▸ DIRECTIONS FOR THIS TASK
Show every line where "name" occurs.

▸ DATA EXCERPTS

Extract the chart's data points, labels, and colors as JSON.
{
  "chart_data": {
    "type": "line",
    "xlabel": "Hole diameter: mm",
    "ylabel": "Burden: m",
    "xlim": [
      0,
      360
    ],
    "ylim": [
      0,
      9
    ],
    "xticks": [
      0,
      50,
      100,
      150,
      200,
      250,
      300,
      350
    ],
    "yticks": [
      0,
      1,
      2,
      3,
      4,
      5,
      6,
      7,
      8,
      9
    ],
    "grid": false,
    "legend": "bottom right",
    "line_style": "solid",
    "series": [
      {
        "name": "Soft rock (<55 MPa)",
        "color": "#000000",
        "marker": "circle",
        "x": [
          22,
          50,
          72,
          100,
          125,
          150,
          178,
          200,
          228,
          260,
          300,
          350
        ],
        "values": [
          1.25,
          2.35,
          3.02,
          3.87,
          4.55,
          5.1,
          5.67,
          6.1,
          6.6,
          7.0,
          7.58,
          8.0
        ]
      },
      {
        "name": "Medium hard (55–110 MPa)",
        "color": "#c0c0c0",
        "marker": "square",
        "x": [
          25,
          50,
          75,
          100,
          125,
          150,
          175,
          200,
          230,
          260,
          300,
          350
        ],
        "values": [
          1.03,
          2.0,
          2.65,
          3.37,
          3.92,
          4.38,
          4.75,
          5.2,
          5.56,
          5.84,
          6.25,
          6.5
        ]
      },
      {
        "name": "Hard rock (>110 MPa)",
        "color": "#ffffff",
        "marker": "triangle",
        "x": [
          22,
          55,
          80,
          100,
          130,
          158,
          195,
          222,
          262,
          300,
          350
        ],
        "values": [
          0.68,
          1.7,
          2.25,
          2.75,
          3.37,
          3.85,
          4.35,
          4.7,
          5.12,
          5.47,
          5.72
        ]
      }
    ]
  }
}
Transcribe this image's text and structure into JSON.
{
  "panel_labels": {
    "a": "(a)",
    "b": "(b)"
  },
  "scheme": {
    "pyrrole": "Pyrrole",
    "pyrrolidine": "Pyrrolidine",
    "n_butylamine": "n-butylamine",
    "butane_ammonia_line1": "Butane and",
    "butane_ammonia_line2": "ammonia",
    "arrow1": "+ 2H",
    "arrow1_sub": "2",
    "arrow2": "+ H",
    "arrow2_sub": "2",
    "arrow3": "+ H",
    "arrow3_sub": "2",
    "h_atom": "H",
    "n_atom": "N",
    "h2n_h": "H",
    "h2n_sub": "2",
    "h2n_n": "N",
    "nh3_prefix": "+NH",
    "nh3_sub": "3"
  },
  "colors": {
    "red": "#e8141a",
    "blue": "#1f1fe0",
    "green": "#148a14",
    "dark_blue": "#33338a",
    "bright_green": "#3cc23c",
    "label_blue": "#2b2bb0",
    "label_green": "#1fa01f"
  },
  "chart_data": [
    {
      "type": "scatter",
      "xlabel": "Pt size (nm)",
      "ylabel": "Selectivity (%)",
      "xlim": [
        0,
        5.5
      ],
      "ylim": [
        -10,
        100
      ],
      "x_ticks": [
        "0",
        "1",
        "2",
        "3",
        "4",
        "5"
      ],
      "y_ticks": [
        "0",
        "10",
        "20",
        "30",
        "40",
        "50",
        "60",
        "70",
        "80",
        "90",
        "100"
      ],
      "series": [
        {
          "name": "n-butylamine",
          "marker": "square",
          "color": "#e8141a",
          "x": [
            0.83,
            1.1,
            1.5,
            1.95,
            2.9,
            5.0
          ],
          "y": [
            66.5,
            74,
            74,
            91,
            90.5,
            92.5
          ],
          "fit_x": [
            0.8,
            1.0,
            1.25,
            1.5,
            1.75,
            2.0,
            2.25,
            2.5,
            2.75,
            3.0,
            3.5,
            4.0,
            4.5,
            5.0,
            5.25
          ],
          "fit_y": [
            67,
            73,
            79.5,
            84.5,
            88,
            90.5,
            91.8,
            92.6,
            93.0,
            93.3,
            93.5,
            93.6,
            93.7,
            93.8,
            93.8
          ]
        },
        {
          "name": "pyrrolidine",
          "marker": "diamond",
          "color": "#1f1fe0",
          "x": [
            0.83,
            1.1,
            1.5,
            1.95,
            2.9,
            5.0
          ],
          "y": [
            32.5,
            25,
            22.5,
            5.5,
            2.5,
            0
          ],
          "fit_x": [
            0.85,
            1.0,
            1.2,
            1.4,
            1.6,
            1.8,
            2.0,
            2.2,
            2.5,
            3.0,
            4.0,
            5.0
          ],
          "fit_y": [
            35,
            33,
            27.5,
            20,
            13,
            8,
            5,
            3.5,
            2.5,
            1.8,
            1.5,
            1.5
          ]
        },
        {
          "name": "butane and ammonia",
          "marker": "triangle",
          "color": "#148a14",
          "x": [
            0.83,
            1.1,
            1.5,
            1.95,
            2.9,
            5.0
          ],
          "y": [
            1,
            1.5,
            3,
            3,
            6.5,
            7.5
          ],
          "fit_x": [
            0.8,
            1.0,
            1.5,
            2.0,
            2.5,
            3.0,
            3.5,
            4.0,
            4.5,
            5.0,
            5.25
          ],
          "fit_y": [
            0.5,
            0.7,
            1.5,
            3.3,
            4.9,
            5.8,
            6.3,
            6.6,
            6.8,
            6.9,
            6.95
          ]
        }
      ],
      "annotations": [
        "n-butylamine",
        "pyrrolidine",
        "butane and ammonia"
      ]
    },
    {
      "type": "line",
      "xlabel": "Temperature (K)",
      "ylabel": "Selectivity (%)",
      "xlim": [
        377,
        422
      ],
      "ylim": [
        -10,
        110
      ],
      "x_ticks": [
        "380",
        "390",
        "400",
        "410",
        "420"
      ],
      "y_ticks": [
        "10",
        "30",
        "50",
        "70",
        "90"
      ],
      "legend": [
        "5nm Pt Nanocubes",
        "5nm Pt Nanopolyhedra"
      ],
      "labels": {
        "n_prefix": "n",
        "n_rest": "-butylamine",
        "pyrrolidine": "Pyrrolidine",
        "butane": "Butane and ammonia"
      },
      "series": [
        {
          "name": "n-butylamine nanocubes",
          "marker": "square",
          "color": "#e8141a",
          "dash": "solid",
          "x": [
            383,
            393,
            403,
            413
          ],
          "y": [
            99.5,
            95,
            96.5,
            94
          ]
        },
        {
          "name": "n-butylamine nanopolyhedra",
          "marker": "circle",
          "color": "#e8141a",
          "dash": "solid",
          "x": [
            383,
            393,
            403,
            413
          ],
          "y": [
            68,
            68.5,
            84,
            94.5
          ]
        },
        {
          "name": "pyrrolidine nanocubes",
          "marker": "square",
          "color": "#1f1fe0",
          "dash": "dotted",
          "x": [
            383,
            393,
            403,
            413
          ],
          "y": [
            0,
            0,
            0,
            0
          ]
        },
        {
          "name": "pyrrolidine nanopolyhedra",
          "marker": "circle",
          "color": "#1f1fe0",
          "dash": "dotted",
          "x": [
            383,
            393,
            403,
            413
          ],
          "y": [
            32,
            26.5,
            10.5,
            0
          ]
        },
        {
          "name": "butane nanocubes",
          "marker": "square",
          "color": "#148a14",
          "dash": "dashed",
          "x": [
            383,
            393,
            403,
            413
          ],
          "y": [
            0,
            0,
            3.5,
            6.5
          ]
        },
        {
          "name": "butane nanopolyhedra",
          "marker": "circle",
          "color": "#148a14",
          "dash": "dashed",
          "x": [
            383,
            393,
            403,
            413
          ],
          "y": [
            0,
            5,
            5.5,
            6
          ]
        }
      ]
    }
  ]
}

▸ SOLUTION BELOW
        "name": "Soft rock (<55 MPa)",
        "name": "Medium hard (55–110 MPa)",
        "name": "Hard rock (>110 MPa)",
          "name": "n-butylamine",
          "name": "pyrrolidine",
          "name": "butane and ammonia",
          "name": "n-butylamine nanocubes",
          "name": "n-butylamine nanopolyhedra",
          "name": "pyrrolidine nanocubes",
          "name": "pyrrolidine nanopolyhedra",
          "name": "butane nanocubes",
          "name": "butane nanopolyhedra",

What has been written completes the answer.